### Task prompt
Output every entry exactly as given.

[Dataset items]
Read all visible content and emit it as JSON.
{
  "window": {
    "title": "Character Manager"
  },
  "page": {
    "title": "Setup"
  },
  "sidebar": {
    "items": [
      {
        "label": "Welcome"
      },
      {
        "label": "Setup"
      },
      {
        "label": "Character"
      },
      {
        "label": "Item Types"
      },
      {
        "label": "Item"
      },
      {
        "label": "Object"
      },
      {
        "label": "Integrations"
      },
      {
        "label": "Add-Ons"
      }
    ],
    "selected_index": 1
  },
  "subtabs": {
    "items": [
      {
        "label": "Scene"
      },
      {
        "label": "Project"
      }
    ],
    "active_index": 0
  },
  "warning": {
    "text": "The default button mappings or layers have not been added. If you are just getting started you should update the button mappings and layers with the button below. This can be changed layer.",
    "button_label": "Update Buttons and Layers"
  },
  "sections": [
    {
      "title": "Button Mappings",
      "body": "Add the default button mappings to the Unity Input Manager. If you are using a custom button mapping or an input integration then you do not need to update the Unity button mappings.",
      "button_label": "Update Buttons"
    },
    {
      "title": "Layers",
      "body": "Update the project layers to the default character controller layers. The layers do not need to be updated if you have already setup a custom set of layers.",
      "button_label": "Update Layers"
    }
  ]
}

### The completed task
Read all visible content and emit it as JSON.
{
  "window": {
    "title": "Character Manager"
  },
  "page": {
    "title": "Setup"
  },
  "sidebar": {
    "items": [
      {
        "label": "Welcome"
      },
      {
        "label": "Setup"
      },
      {
        "label": "Character"
      },
      {
        "label": "Item Types"
      },
      {
        "label": "Item"
      },
      {
        "label": "Object"
      },
      {
        "label": "Integrations"
      },
      {
        "label": "Add-Ons"
      }
    ],
    "selected_index": 1
  },
  "subtabs": {
    "items": [
      {
        "label": "Scene"
      },
      {
        "label": "Project"
      }
    ],
    "active_index": 0
  },
  "warning": {
    "text": "The default button mappings or layers have not been added. If you are just getting started you should update the button mappings and layers with the button below. This can be changed layer.",
    "button_label": "Update Buttons and Layers"
  },
  "sections": [
    {
      "title": "Button Mappings",
      "body": "Add the default button mappings to the Unity Input Manager. If you are using a custom button mapping or an input integration then you do not need to update the Unity button mappings.",
      "button_label": "Update Buttons"
    },
    {
      "title": "Layers",
      "body": "Update the project layers to the default character controller layers. The layers do not need to be updated if you have already setup a custom set of layers.",
      "button_label": "Update Layers"
    }
  ]
}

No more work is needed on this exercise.